WRITTEN REQUEST >>
Would you pull out every line of the material that contains the string "Mbits"?

WORKING DATA >>
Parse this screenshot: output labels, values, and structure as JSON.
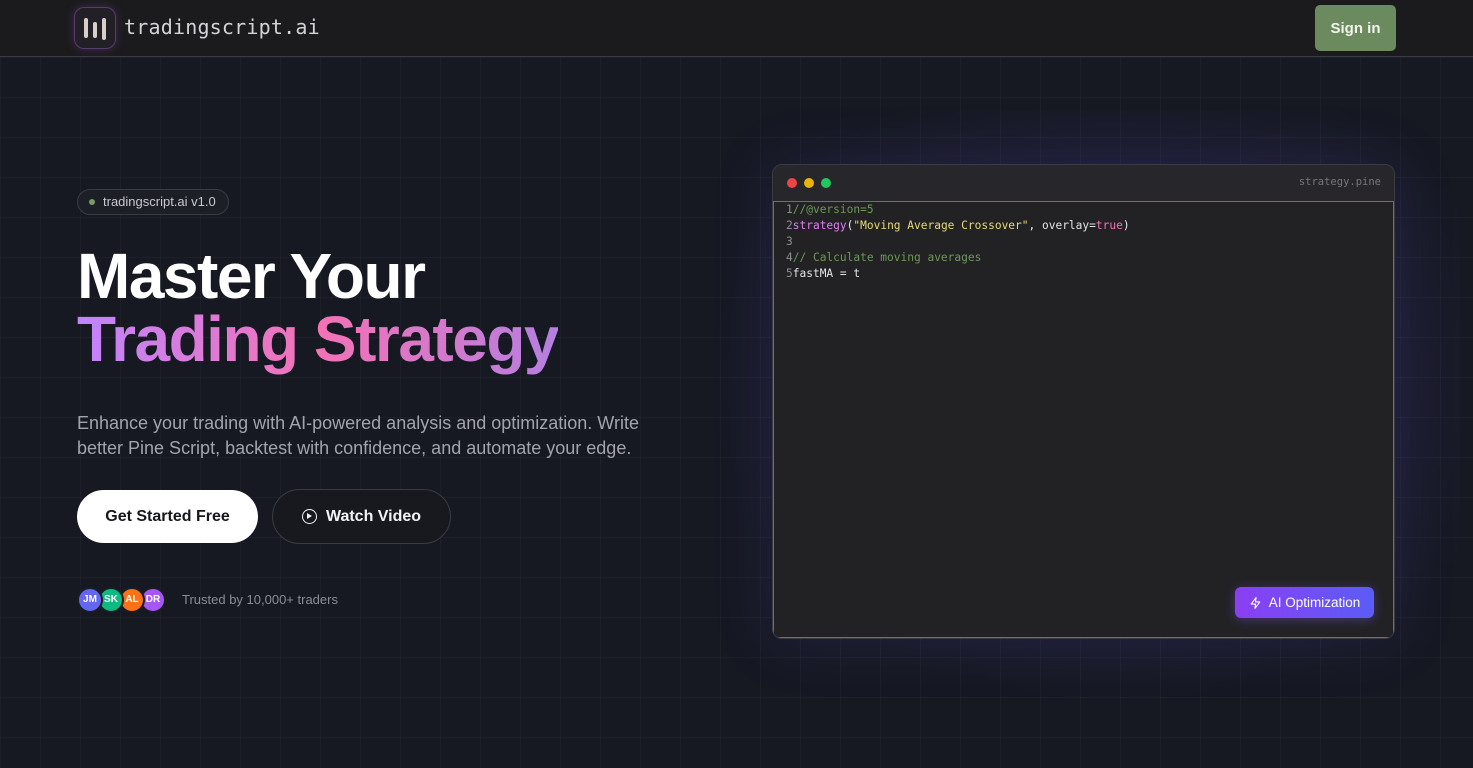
{
  "header": {
    "brand": "tradingscript.ai",
    "signin_label": "Sign in"
  },
  "hero": {
    "badge": "tradingscript.ai v1.0",
    "title_line1": "Master Your",
    "title_line2": "Trading Strategy",
    "subtitle": "Enhance your trading with AI-powered analysis and optimization. Write better Pine Script, backtest with confidence, and automate your edge.",
    "primary_cta": "Get Started Free",
    "secondary_cta": "Watch Video",
    "avatars": [
      {
        "initials": "JM",
        "color": "#6366f1"
      },
      {
        "initials": "SK",
        "color": "#10b981"
      },
      {
        "initials": "AL",
        "color": "#f97316"
      },
      {
        "initials": "DR",
        "color": "#a855f7"
      }
    ],
    "trusted_text": "Trusted by 10,000+ traders"
  },
  "editor": {
    "filename": "strategy.pine",
    "lines": [
      {
        "num": "1",
        "parts": [
          {
            "text": "//@version=5",
            "cls": "c-comment"
          }
        ]
      },
      {
        "num": "2",
        "parts": [
          {
            "text": "strategy",
            "cls": "c-fn"
          },
          {
            "text": "(",
            "cls": "c-plain"
          },
          {
            "text": "\"Moving Average Crossover\"",
            "cls": "c-str"
          },
          {
            "text": ", overlay=",
            "cls": "c-plain"
          },
          {
            "text": "true",
            "cls": "c-kw"
          },
          {
            "text": ")",
            "cls": "c-plain"
          }
        ]
      },
      {
        "num": "3",
        "parts": []
      },
      {
        "num": "4",
        "parts": [
          {
            "text": "// Calculate moving averages",
            "cls": "c-comment"
          }
        ]
      },
      {
        "num": "5",
        "parts": [
          {
            "text": "fastMA = t",
            "cls": "c-plain"
          }
        ]
      }
    ],
    "ai_button": "AI Optimization"
  },
  "colors": {
    "signin_bg": "#6b8a5e",
    "accent_gradient_start": "#8b3ff2",
    "accent_gradient_end": "#5b5cf6"
  }
}
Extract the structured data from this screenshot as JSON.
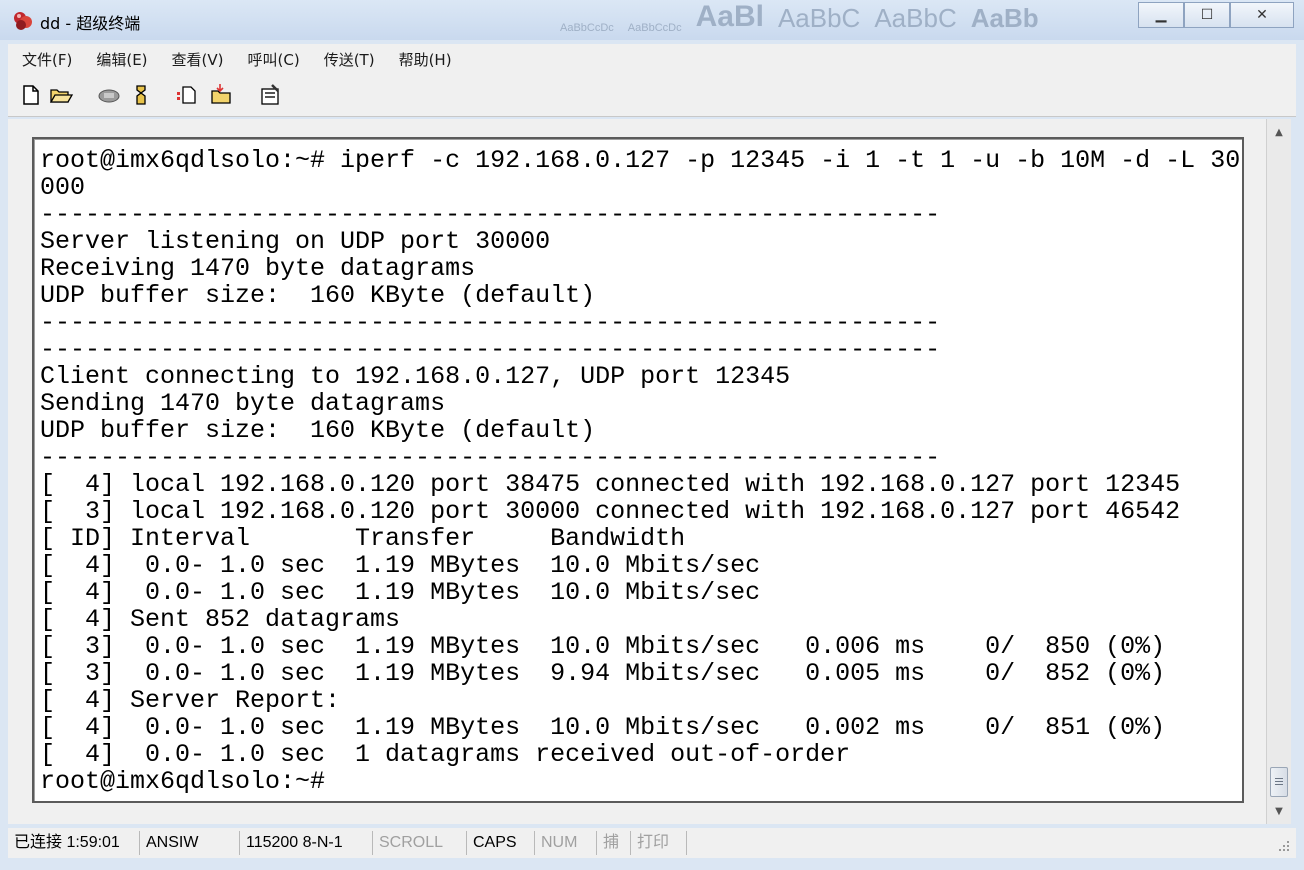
{
  "window": {
    "title": "dd - 超级终端",
    "minimize_label": "▁",
    "maximize_label": "☐",
    "close_label": "✕",
    "background_ribbon": [
      "AaBbCcDc",
      "AaBbCcDc",
      "AaBl",
      "AaBbC",
      "AaBbC",
      "AaBb"
    ]
  },
  "menu": {
    "items": [
      "文件(F)",
      "编辑(E)",
      "查看(V)",
      "呼叫(C)",
      "传送(T)",
      "帮助(H)"
    ]
  },
  "toolbar": {
    "icons": [
      "new-document-icon",
      "open-folder-icon",
      "phone-icon",
      "disconnect-icon",
      "send-file-icon",
      "receive-file-icon",
      "properties-icon"
    ]
  },
  "terminal": {
    "lines": [
      "root@imx6qdlsolo:~# iperf -c 192.168.0.127 -p 12345 -i 1 -t 1 -u -b 10M -d -L 30",
      "000",
      "------------------------------------------------------------",
      "Server listening on UDP port 30000",
      "Receiving 1470 byte datagrams",
      "UDP buffer size:  160 KByte (default)",
      "------------------------------------------------------------",
      "------------------------------------------------------------",
      "Client connecting to 192.168.0.127, UDP port 12345",
      "Sending 1470 byte datagrams",
      "UDP buffer size:  160 KByte (default)",
      "------------------------------------------------------------",
      "[  4] local 192.168.0.120 port 38475 connected with 192.168.0.127 port 12345",
      "[  3] local 192.168.0.120 port 30000 connected with 192.168.0.127 port 46542",
      "[ ID] Interval       Transfer     Bandwidth",
      "[  4]  0.0- 1.0 sec  1.19 MBytes  10.0 Mbits/sec",
      "[  4]  0.0- 1.0 sec  1.19 MBytes  10.0 Mbits/sec",
      "[  4] Sent 852 datagrams",
      "[  3]  0.0- 1.0 sec  1.19 MBytes  10.0 Mbits/sec   0.006 ms    0/  850 (0%)",
      "[  3]  0.0- 1.0 sec  1.19 MBytes  9.94 Mbits/sec   0.005 ms    0/  852 (0%)",
      "[  4] Server Report:",
      "[  4]  0.0- 1.0 sec  1.19 MBytes  10.0 Mbits/sec   0.002 ms    0/  851 (0%)",
      "[  4]  0.0- 1.0 sec  1 datagrams received out-of-order",
      "root@imx6qdlsolo:~#"
    ]
  },
  "status": {
    "connected": "已连接 1:59:01",
    "emulation": "ANSIW",
    "port_settings": "115200 8-N-1",
    "scroll": "SCROLL",
    "caps": "CAPS",
    "num": "NUM",
    "capture": "捕",
    "print": "打印"
  },
  "scrollbar": {
    "up_arrow": "▲",
    "down_arrow": "▼",
    "position": 0.95
  }
}
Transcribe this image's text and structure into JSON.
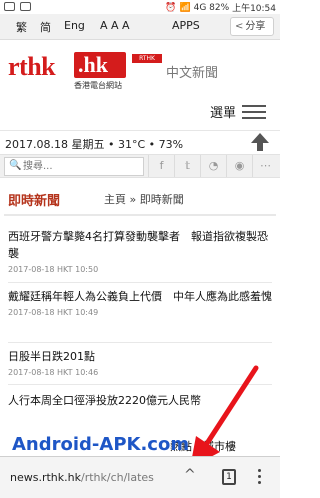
{
  "status_bar": {
    "battery": "82%",
    "time": "上午10:54",
    "network": "4G"
  },
  "lang_bar": {
    "items": [
      "繁",
      "简",
      "Eng"
    ],
    "font_sizes": "A A A",
    "apps": "APPS",
    "share": "分享"
  },
  "header": {
    "logo_main": "rthk",
    "logo_hk": ".hk",
    "logo_sub": "香港電台網站",
    "logo_badge": "RTHK",
    "site_name": "中文新聞"
  },
  "menu": {
    "label": "選單"
  },
  "info": {
    "date_weather": "2017.08.18 星期五 • 31°C • 73%"
  },
  "search": {
    "placeholder": "搜尋..."
  },
  "section": {
    "title": "即時新聞",
    "breadcrumb_home": "主頁",
    "breadcrumb_sep": "»",
    "breadcrumb_current": "即時新聞"
  },
  "news": [
    {
      "title": "西班牙警方擊斃4名打算發動襲擊者　報道指欲複製恐襲",
      "time": "2017-08-18 HKT 10:50"
    },
    {
      "title": "戴耀廷稱年輕人為公義負上代價　中年人應為此感羞愧",
      "time": "2017-08-18 HKT 10:49"
    },
    {
      "title": "日股半日跌201點",
      "time": "2017-08-18 HKT 10:46"
    },
    {
      "title": "人行本周全口徑淨投放2220億元人民幣",
      "time": ""
    },
    {
      "title": "熱點　城市樓",
      "time": ""
    }
  ],
  "watermark": "Android-APK.com",
  "browser": {
    "url_domain": "news.rthk.hk",
    "url_path": "/rthk/ch/lates",
    "tab_count": "1"
  }
}
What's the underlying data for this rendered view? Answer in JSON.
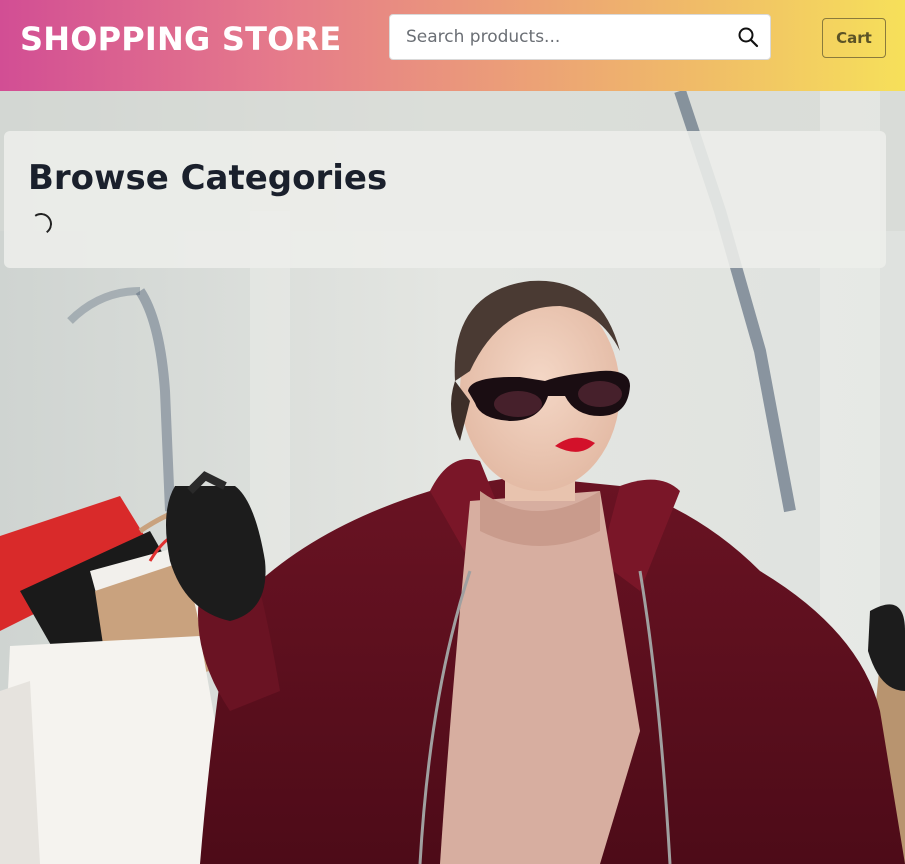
{
  "header": {
    "logo_text": "SHOPPING STORE",
    "search": {
      "placeholder": "Search products...",
      "value": ""
    },
    "search_button_icon": "search-icon",
    "cart_label": "Cart"
  },
  "main": {
    "categories_title": "Browse Categories",
    "loading_indicator": "spinner"
  },
  "colors": {
    "header_gradient_start": "#d24e94",
    "header_gradient_end": "#f6e05a",
    "title_text": "#1a202c"
  }
}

SOLUTION TO THIS PROBLEM >>
      "[  4]  0.0- 1.0 sec  1.19 MBytes  10.0 Mbits/sec",
      "[  4]  0.0- 1.0 sec  1.19 MBytes  10.0 Mbits/sec",
      "[  3]  0.0- 1.0 sec  1.19 MBytes  10.0 Mbits/sec   0.006 ms    0/  850 (0%)",
      "[  3]  0.0- 1.0 sec  1.19 MBytes  9.94 Mbits/sec   0.005 ms    0/  852 (0%)",
      "[  4]  0.0- 1.0 sec  1.19 MBytes  10.0 Mbits/sec   0.002 ms    0/  851 (0%)",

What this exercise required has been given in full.